Figure contents as structured data:
——————————

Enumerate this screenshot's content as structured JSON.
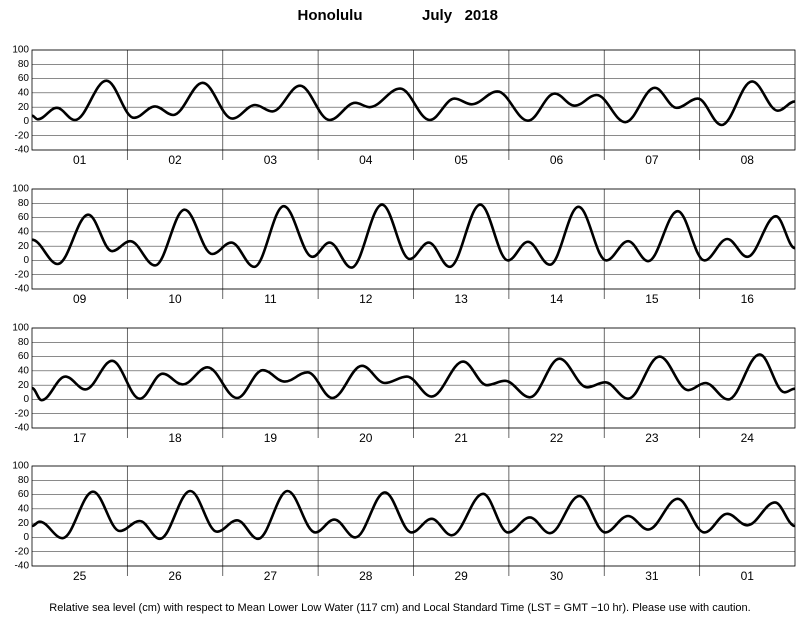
{
  "title": "Honolulu",
  "period": "July   2018",
  "footnote": "Relative sea level (cm) with respect to Mean Lower Low Water (117 cm) and Local Standard Time (LST = GMT −10 hr). Please use with caution.",
  "chart_data": [
    {
      "type": "line",
      "categories": [
        "01",
        "02",
        "03",
        "04",
        "05",
        "06",
        "07",
        "08"
      ],
      "xlim": [
        0,
        8
      ],
      "ylim": [
        -40,
        100
      ],
      "yticks": [
        -40,
        -20,
        0,
        20,
        40,
        60,
        80,
        100
      ],
      "grid": true,
      "color": "#000000",
      "x": [
        0,
        0.06,
        0.26,
        0.45,
        0.78,
        1.07,
        1.29,
        1.48,
        1.79,
        2.1,
        2.34,
        2.52,
        2.81,
        3.12,
        3.39,
        3.54,
        3.86,
        4.17,
        4.43,
        4.61,
        4.88,
        5.2,
        5.48,
        5.69,
        5.92,
        6.22,
        6.53,
        6.76,
        6.98,
        7.23,
        7.55,
        7.82,
        8
      ],
      "values": [
        8,
        3,
        19,
        2,
        57,
        5,
        21,
        9,
        54,
        4,
        23,
        14,
        50,
        2,
        26,
        20,
        46,
        2,
        32,
        24,
        42,
        1,
        39,
        22,
        37,
        -1,
        47,
        19,
        32,
        -5,
        56,
        15,
        28
      ]
    },
    {
      "type": "line",
      "categories": [
        "09",
        "10",
        "11",
        "12",
        "13",
        "14",
        "15",
        "16"
      ],
      "xlim": [
        0,
        8
      ],
      "ylim": [
        -40,
        100
      ],
      "yticks": [
        -40,
        -20,
        0,
        20,
        40,
        60,
        80,
        100
      ],
      "grid": true,
      "color": "#000000",
      "x": [
        0,
        0.27,
        0.59,
        0.84,
        1.03,
        1.29,
        1.6,
        1.89,
        2.09,
        2.33,
        2.64,
        2.94,
        3.12,
        3.35,
        3.67,
        3.96,
        4.16,
        4.38,
        4.7,
        4.99,
        5.2,
        5.43,
        5.73,
        6.02,
        6.25,
        6.46,
        6.77,
        7.05,
        7.29,
        7.5,
        7.8,
        8
      ],
      "values": [
        29,
        -5,
        64,
        13,
        27,
        -7,
        71,
        9,
        25,
        -9,
        76,
        5,
        25,
        -10,
        78,
        2,
        25,
        -9,
        78,
        0,
        26,
        -6,
        75,
        0,
        27,
        -1,
        69,
        0,
        30,
        5,
        62,
        17
      ]
    },
    {
      "type": "line",
      "categories": [
        "17",
        "18",
        "19",
        "20",
        "21",
        "22",
        "23",
        "24"
      ],
      "xlim": [
        0,
        8
      ],
      "ylim": [
        -40,
        100
      ],
      "yticks": [
        -40,
        -20,
        0,
        20,
        40,
        60,
        80,
        100
      ],
      "grid": true,
      "color": "#000000",
      "x": [
        0,
        0.1,
        0.35,
        0.56,
        0.84,
        1.13,
        1.37,
        1.58,
        1.84,
        2.15,
        2.42,
        2.65,
        2.89,
        3.15,
        3.46,
        3.7,
        3.93,
        4.19,
        4.52,
        4.77,
        4.96,
        5.22,
        5.53,
        5.82,
        6.01,
        6.25,
        6.58,
        6.88,
        7.06,
        7.3,
        7.63,
        7.89,
        8
      ],
      "values": [
        16,
        -1,
        32,
        14,
        54,
        1,
        36,
        21,
        45,
        2,
        41,
        25,
        38,
        2,
        47,
        23,
        32,
        4,
        53,
        20,
        26,
        3,
        57,
        17,
        24,
        1,
        60,
        13,
        23,
        0,
        63,
        10,
        15
      ]
    },
    {
      "type": "line",
      "categories": [
        "25",
        "26",
        "27",
        "28",
        "29",
        "30",
        "31",
        "01"
      ],
      "xlim": [
        0,
        8
      ],
      "ylim": [
        -40,
        100
      ],
      "yticks": [
        -40,
        -20,
        0,
        20,
        40,
        60,
        80,
        100
      ],
      "grid": true,
      "color": "#000000",
      "x": [
        0,
        0.08,
        0.32,
        0.64,
        0.92,
        1.13,
        1.34,
        1.66,
        1.94,
        2.15,
        2.37,
        2.68,
        2.97,
        3.17,
        3.39,
        3.7,
        3.98,
        4.19,
        4.4,
        4.73,
        4.99,
        5.22,
        5.43,
        5.74,
        6.01,
        6.25,
        6.46,
        6.77,
        7.05,
        7.29,
        7.5,
        7.79,
        8
      ],
      "values": [
        16,
        22,
        -1,
        64,
        9,
        23,
        -2,
        65,
        8,
        24,
        -2,
        65,
        7,
        25,
        0,
        63,
        7,
        26,
        3,
        61,
        7,
        28,
        6,
        58,
        7,
        30,
        11,
        54,
        7,
        33,
        17,
        49,
        16
      ]
    }
  ]
}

——————————

EXERCISE TASK —
Please transcribe the material above exactly as written. Leave the pictures out.

COMPLETE OUTPUT —
Enumerate this screenshot's content as structured JSON.
{
  "title": "Honolulu",
  "period": "July   2018",
  "footnote": "Relative sea level (cm) with respect to Mean Lower Low Water (117 cm) and Local Standard Time (LST = GMT −10 hr). Please use with caution.",
  "chart_data": [
    {
      "type": "line",
      "categories": [
        "01",
        "02",
        "03",
        "04",
        "05",
        "06",
        "07",
        "08"
      ],
      "xlim": [
        0,
        8
      ],
      "ylim": [
        -40,
        100
      ],
      "yticks": [
        -40,
        -20,
        0,
        20,
        40,
        60,
        80,
        100
      ],
      "grid": true,
      "color": "#000000",
      "x": [
        0,
        0.06,
        0.26,
        0.45,
        0.78,
        1.07,
        1.29,
        1.48,
        1.79,
        2.1,
        2.34,
        2.52,
        2.81,
        3.12,
        3.39,
        3.54,
        3.86,
        4.17,
        4.43,
        4.61,
        4.88,
        5.2,
        5.48,
        5.69,
        5.92,
        6.22,
        6.53,
        6.76,
        6.98,
        7.23,
        7.55,
        7.82,
        8
      ],
      "values": [
        8,
        3,
        19,
        2,
        57,
        5,
        21,
        9,
        54,
        4,
        23,
        14,
        50,
        2,
        26,
        20,
        46,
        2,
        32,
        24,
        42,
        1,
        39,
        22,
        37,
        -1,
        47,
        19,
        32,
        -5,
        56,
        15,
        28
      ]
    },
    {
      "type": "line",
      "categories": [
        "09",
        "10",
        "11",
        "12",
        "13",
        "14",
        "15",
        "16"
      ],
      "xlim": [
        0,
        8
      ],
      "ylim": [
        -40,
        100
      ],
      "yticks": [
        -40,
        -20,
        0,
        20,
        40,
        60,
        80,
        100
      ],
      "grid": true,
      "color": "#000000",
      "x": [
        0,
        0.27,
        0.59,
        0.84,
        1.03,
        1.29,
        1.6,
        1.89,
        2.09,
        2.33,
        2.64,
        2.94,
        3.12,
        3.35,
        3.67,
        3.96,
        4.16,
        4.38,
        4.7,
        4.99,
        5.2,
        5.43,
        5.73,
        6.02,
        6.25,
        6.46,
        6.77,
        7.05,
        7.29,
        7.5,
        7.8,
        8
      ],
      "values": [
        29,
        -5,
        64,
        13,
        27,
        -7,
        71,
        9,
        25,
        -9,
        76,
        5,
        25,
        -10,
        78,
        2,
        25,
        -9,
        78,
        0,
        26,
        -6,
        75,
        0,
        27,
        -1,
        69,
        0,
        30,
        5,
        62,
        17
      ]
    },
    {
      "type": "line",
      "categories": [
        "17",
        "18",
        "19",
        "20",
        "21",
        "22",
        "23",
        "24"
      ],
      "xlim": [
        0,
        8
      ],
      "ylim": [
        -40,
        100
      ],
      "yticks": [
        -40,
        -20,
        0,
        20,
        40,
        60,
        80,
        100
      ],
      "grid": true,
      "color": "#000000",
      "x": [
        0,
        0.1,
        0.35,
        0.56,
        0.84,
        1.13,
        1.37,
        1.58,
        1.84,
        2.15,
        2.42,
        2.65,
        2.89,
        3.15,
        3.46,
        3.7,
        3.93,
        4.19,
        4.52,
        4.77,
        4.96,
        5.22,
        5.53,
        5.82,
        6.01,
        6.25,
        6.58,
        6.88,
        7.06,
        7.3,
        7.63,
        7.89,
        8
      ],
      "values": [
        16,
        -1,
        32,
        14,
        54,
        1,
        36,
        21,
        45,
        2,
        41,
        25,
        38,
        2,
        47,
        23,
        32,
        4,
        53,
        20,
        26,
        3,
        57,
        17,
        24,
        1,
        60,
        13,
        23,
        0,
        63,
        10,
        15
      ]
    },
    {
      "type": "line",
      "categories": [
        "25",
        "26",
        "27",
        "28",
        "29",
        "30",
        "31",
        "01"
      ],
      "xlim": [
        0,
        8
      ],
      "ylim": [
        -40,
        100
      ],
      "yticks": [
        -40,
        -20,
        0,
        20,
        40,
        60,
        80,
        100
      ],
      "grid": true,
      "color": "#000000",
      "x": [
        0,
        0.08,
        0.32,
        0.64,
        0.92,
        1.13,
        1.34,
        1.66,
        1.94,
        2.15,
        2.37,
        2.68,
        2.97,
        3.17,
        3.39,
        3.7,
        3.98,
        4.19,
        4.4,
        4.73,
        4.99,
        5.22,
        5.43,
        5.74,
        6.01,
        6.25,
        6.46,
        6.77,
        7.05,
        7.29,
        7.5,
        7.79,
        8
      ],
      "values": [
        16,
        22,
        -1,
        64,
        9,
        23,
        -2,
        65,
        8,
        24,
        -2,
        65,
        7,
        25,
        0,
        63,
        7,
        26,
        3,
        61,
        7,
        28,
        6,
        58,
        7,
        30,
        11,
        54,
        7,
        33,
        17,
        49,
        16
      ]
    }
  ]
}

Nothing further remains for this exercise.